• **Required task**
Give the material once more, word for word, without any images.

• **Data provided**
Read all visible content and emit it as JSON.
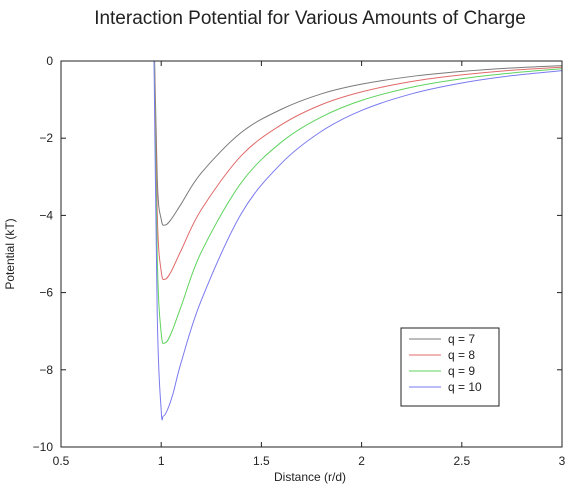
{
  "chart_data": {
    "type": "line",
    "title": "Interaction Potential for Various Amounts of Charge",
    "xlabel": "Distance (r/d)",
    "ylabel": "Potential (kT)",
    "xlim": [
      0.5,
      3
    ],
    "ylim": [
      -10,
      0
    ],
    "x_ticks": [
      0.5,
      1,
      1.5,
      2,
      2.5,
      3
    ],
    "x_tick_labels": [
      "0.5",
      "1",
      "1.5",
      "2",
      "2.5",
      "3"
    ],
    "y_ticks": [
      0,
      -2,
      -4,
      -6,
      -8,
      -10
    ],
    "y_tick_labels": [
      "0",
      "−2",
      "−4",
      "−6",
      "−8",
      "−10"
    ],
    "grid": false,
    "legend_position": "bottom-right",
    "x_min_reference": 0.94,
    "series": [
      {
        "name": "q = 7",
        "color": "#7a7a7a",
        "min_x": 1.02,
        "min_y": -4.25,
        "x": [
          0.96,
          0.98,
          1.0,
          1.02,
          1.05,
          1.1,
          1.2,
          1.4,
          1.6,
          1.8,
          2.0,
          2.25,
          2.5,
          2.75,
          3.0
        ],
        "y": [
          2.0,
          -3.0,
          -4.1,
          -4.25,
          -4.1,
          -3.7,
          -2.9,
          -1.85,
          -1.25,
          -0.85,
          -0.6,
          -0.4,
          -0.27,
          -0.18,
          -0.12
        ]
      },
      {
        "name": "q = 8",
        "color": "#e06a6a",
        "min_x": 1.02,
        "min_y": -5.65,
        "x": [
          0.96,
          0.98,
          1.0,
          1.02,
          1.05,
          1.1,
          1.2,
          1.4,
          1.6,
          1.8,
          2.0,
          2.25,
          2.5,
          2.75,
          3.0
        ],
        "y": [
          2.0,
          -3.9,
          -5.45,
          -5.65,
          -5.45,
          -4.9,
          -3.85,
          -2.45,
          -1.65,
          -1.13,
          -0.8,
          -0.53,
          -0.36,
          -0.24,
          -0.16
        ]
      },
      {
        "name": "q = 9",
        "color": "#5fd35f",
        "min_x": 1.02,
        "min_y": -7.3,
        "x": [
          0.96,
          0.98,
          1.0,
          1.02,
          1.05,
          1.1,
          1.2,
          1.4,
          1.6,
          1.8,
          2.0,
          2.25,
          2.5,
          2.75,
          3.0
        ],
        "y": [
          2.0,
          -5.0,
          -7.05,
          -7.3,
          -7.05,
          -6.35,
          -4.95,
          -3.15,
          -2.1,
          -1.45,
          -1.02,
          -0.68,
          -0.46,
          -0.31,
          -0.2
        ]
      },
      {
        "name": "q = 10",
        "color": "#7a7af0",
        "min_x": 1.01,
        "min_y": -9.2,
        "x": [
          0.96,
          0.98,
          1.0,
          1.01,
          1.03,
          1.06,
          1.1,
          1.2,
          1.4,
          1.6,
          1.8,
          2.0,
          2.25,
          2.5,
          2.75,
          3.0
        ],
        "y": [
          2.0,
          -6.5,
          -9.05,
          -9.2,
          -9.05,
          -8.6,
          -7.8,
          -6.2,
          -3.95,
          -2.65,
          -1.82,
          -1.28,
          -0.85,
          -0.57,
          -0.38,
          -0.25
        ]
      }
    ]
  }
}
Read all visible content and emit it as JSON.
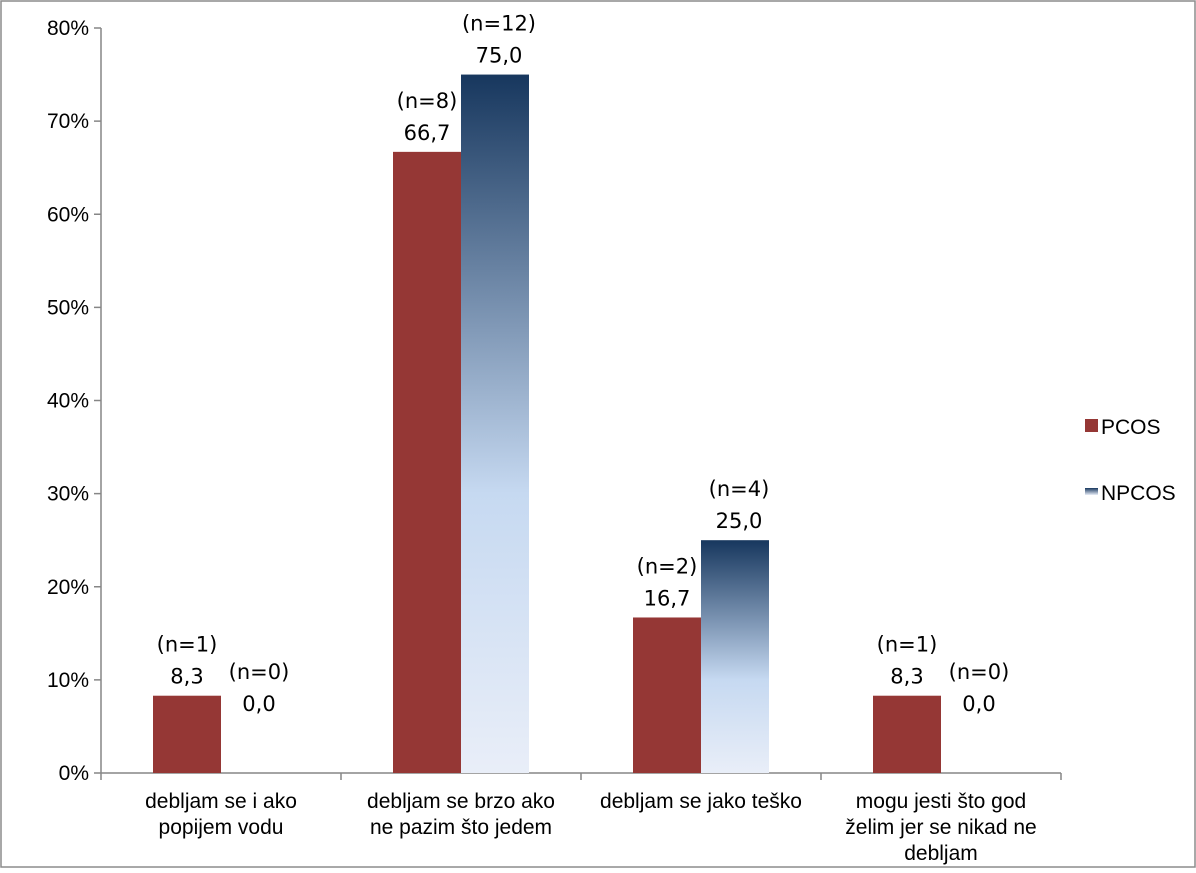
{
  "chart_data": {
    "type": "bar",
    "categories": [
      [
        "debljam se i ako",
        "popijem vodu"
      ],
      [
        "debljam se brzo ako",
        "ne pazim što jedem"
      ],
      [
        "debljam se jako teško"
      ],
      [
        "mogu jesti što god",
        "želim jer se nikad ne",
        "debljam"
      ]
    ],
    "series": [
      {
        "name": "PCOS",
        "color": "#953735",
        "values": [
          8.3,
          66.7,
          16.7,
          8.3
        ],
        "value_labels": [
          "8,3",
          "66,7",
          "16,7",
          "8,3"
        ],
        "n_labels": [
          "(n=1)",
          "(n=8)",
          "(n=2)",
          "(n=1)"
        ]
      },
      {
        "name": "NPCOS",
        "gradient": [
          "#17375e",
          "#c6d9f1",
          "#e9eef8"
        ],
        "values": [
          0.0,
          75.0,
          25.0,
          0.0
        ],
        "value_labels": [
          "0,0",
          "75,0",
          "25,0",
          "0,0"
        ],
        "n_labels": [
          "(n=0)",
          "(n=12)",
          "(n=4)",
          "(n=0)"
        ]
      }
    ],
    "ylim": [
      0,
      80
    ],
    "yticks": [
      "0%",
      "10%",
      "20%",
      "30%",
      "40%",
      "50%",
      "60%",
      "70%",
      "80%"
    ],
    "ytick_values": [
      0,
      10,
      20,
      30,
      40,
      50,
      60,
      70,
      80
    ],
    "grid": false,
    "legend": "right"
  }
}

• **Completed exercise**
Read all visible content and emit it as JSON.
{
  "chart_data": {
    "type": "line",
    "title": "Interaction Potential for Various Amounts of Charge",
    "xlabel": "Distance (r/d)",
    "ylabel": "Potential (kT)",
    "xlim": [
      0.5,
      3
    ],
    "ylim": [
      -10,
      0
    ],
    "x_ticks": [
      0.5,
      1,
      1.5,
      2,
      2.5,
      3
    ],
    "x_tick_labels": [
      "0.5",
      "1",
      "1.5",
      "2",
      "2.5",
      "3"
    ],
    "y_ticks": [
      0,
      -2,
      -4,
      -6,
      -8,
      -10
    ],
    "y_tick_labels": [
      "0",
      "−2",
      "−4",
      "−6",
      "−8",
      "−10"
    ],
    "grid": false,
    "legend_position": "bottom-right",
    "x_min_reference": 0.94,
    "series": [
      {
        "name": "q = 7",
        "color": "#7a7a7a",
        "min_x": 1.02,
        "min_y": -4.25,
        "x": [
          0.96,
          0.98,
          1.0,
          1.02,
          1.05,
          1.1,
          1.2,
          1.4,
          1.6,
          1.8,
          2.0,
          2.25,
          2.5,
          2.75,
          3.0
        ],
        "y": [
          2.0,
          -3.0,
          -4.1,
          -4.25,
          -4.1,
          -3.7,
          -2.9,
          -1.85,
          -1.25,
          -0.85,
          -0.6,
          -0.4,
          -0.27,
          -0.18,
          -0.12
        ]
      },
      {
        "name": "q = 8",
        "color": "#e06a6a",
        "min_x": 1.02,
        "min_y": -5.65,
        "x": [
          0.96,
          0.98,
          1.0,
          1.02,
          1.05,
          1.1,
          1.2,
          1.4,
          1.6,
          1.8,
          2.0,
          2.25,
          2.5,
          2.75,
          3.0
        ],
        "y": [
          2.0,
          -3.9,
          -5.45,
          -5.65,
          -5.45,
          -4.9,
          -3.85,
          -2.45,
          -1.65,
          -1.13,
          -0.8,
          -0.53,
          -0.36,
          -0.24,
          -0.16
        ]
      },
      {
        "name": "q = 9",
        "color": "#5fd35f",
        "min_x": 1.02,
        "min_y": -7.3,
        "x": [
          0.96,
          0.98,
          1.0,
          1.02,
          1.05,
          1.1,
          1.2,
          1.4,
          1.6,
          1.8,
          2.0,
          2.25,
          2.5,
          2.75,
          3.0
        ],
        "y": [
          2.0,
          -5.0,
          -7.05,
          -7.3,
          -7.05,
          -6.35,
          -4.95,
          -3.15,
          -2.1,
          -1.45,
          -1.02,
          -0.68,
          -0.46,
          -0.31,
          -0.2
        ]
      },
      {
        "name": "q = 10",
        "color": "#7a7af0",
        "min_x": 1.01,
        "min_y": -9.2,
        "x": [
          0.96,
          0.98,
          1.0,
          1.01,
          1.03,
          1.06,
          1.1,
          1.2,
          1.4,
          1.6,
          1.8,
          2.0,
          2.25,
          2.5,
          2.75,
          3.0
        ],
        "y": [
          2.0,
          -6.5,
          -9.05,
          -9.2,
          -9.05,
          -8.6,
          -7.8,
          -6.2,
          -3.95,
          -2.65,
          -1.82,
          -1.28,
          -0.85,
          -0.57,
          -0.38,
          -0.25
        ]
      }
    ]
  }
}
Read all visible content and emit it as JSON.
{
  "chart_data": {
    "type": "bar",
    "categories": [
      [
        "debljam se i ako",
        "popijem vodu"
      ],
      [
        "debljam se brzo ako",
        "ne pazim što jedem"
      ],
      [
        "debljam se jako teško"
      ],
      [
        "mogu jesti što god",
        "želim jer se nikad ne",
        "debljam"
      ]
    ],
    "series": [
      {
        "name": "PCOS",
        "color": "#953735",
        "values": [
          8.3,
          66.7,
          16.7,
          8.3
        ],
        "value_labels": [
          "8,3",
          "66,7",
          "16,7",
          "8,3"
        ],
        "n_labels": [
          "(n=1)",
          "(n=8)",
          "(n=2)",
          "(n=1)"
        ]
      },
      {
        "name": "NPCOS",
        "gradient": [
          "#17375e",
          "#c6d9f1",
          "#e9eef8"
        ],
        "values": [
          0.0,
          75.0,
          25.0,
          0.0
        ],
        "value_labels": [
          "0,0",
          "75,0",
          "25,0",
          "0,0"
        ],
        "n_labels": [
          "(n=0)",
          "(n=12)",
          "(n=4)",
          "(n=0)"
        ]
      }
    ],
    "ylim": [
      0,
      80
    ],
    "yticks": [
      "0%",
      "10%",
      "20%",
      "30%",
      "40%",
      "50%",
      "60%",
      "70%",
      "80%"
    ],
    "ytick_values": [
      0,
      10,
      20,
      30,
      40,
      50,
      60,
      70,
      80
    ],
    "grid": false,
    "legend": "right"
  }
}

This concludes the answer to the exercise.